"""

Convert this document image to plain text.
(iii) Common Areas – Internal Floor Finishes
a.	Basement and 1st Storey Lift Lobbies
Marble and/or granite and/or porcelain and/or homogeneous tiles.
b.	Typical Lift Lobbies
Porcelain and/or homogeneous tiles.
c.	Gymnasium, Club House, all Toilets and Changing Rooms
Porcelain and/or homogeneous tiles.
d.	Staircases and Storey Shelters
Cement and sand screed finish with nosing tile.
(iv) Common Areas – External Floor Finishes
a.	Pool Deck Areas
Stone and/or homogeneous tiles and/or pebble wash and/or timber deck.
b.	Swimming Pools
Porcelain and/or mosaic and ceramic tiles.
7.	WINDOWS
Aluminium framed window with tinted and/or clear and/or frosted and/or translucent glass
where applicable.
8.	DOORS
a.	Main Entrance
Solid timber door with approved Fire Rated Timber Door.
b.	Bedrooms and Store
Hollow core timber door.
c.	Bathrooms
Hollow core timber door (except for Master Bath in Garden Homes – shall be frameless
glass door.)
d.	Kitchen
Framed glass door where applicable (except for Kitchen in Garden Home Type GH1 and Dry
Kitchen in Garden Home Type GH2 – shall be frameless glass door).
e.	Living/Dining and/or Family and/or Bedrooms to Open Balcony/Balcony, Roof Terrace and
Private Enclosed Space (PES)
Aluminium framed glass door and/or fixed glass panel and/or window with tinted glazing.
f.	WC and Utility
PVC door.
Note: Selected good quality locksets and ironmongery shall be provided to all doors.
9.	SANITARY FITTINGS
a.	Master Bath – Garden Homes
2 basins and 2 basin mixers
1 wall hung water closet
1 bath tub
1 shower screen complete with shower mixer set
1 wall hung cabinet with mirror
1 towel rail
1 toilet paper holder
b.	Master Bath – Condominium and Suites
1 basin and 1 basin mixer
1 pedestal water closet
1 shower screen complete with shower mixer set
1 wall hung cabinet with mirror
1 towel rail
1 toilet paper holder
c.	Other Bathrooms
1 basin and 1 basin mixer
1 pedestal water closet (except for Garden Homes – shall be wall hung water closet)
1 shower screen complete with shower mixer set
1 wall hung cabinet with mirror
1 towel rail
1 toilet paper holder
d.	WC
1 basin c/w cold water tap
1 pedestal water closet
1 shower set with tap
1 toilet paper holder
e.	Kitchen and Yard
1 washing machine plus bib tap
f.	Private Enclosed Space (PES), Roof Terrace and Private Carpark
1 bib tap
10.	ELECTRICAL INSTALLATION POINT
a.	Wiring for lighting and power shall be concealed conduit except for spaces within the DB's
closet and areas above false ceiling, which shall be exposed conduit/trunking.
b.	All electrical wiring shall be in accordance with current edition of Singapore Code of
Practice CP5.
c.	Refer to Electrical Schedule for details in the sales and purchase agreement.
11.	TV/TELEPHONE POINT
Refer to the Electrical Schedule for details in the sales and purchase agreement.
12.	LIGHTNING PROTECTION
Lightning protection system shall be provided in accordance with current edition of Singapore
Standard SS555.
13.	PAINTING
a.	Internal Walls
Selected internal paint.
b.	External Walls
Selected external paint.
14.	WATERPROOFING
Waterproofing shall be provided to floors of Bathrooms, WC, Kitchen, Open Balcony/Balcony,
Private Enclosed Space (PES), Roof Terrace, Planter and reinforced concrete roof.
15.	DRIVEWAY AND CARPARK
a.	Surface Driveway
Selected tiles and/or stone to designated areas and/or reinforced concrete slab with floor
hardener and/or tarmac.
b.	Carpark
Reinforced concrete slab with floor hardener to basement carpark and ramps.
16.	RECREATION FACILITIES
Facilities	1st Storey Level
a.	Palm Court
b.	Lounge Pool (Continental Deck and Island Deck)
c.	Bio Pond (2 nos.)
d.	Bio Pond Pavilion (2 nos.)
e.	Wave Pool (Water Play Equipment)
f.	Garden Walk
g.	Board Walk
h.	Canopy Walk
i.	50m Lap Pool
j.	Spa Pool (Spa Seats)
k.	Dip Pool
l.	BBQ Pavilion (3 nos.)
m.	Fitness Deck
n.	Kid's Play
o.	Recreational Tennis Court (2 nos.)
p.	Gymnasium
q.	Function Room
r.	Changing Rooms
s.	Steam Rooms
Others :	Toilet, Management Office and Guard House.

"""

Track down every line of the material containing the string "Changing", and copy it.

c.	Gymnasium, Club House, all Toilets and Changing Rooms
r.	Changing Rooms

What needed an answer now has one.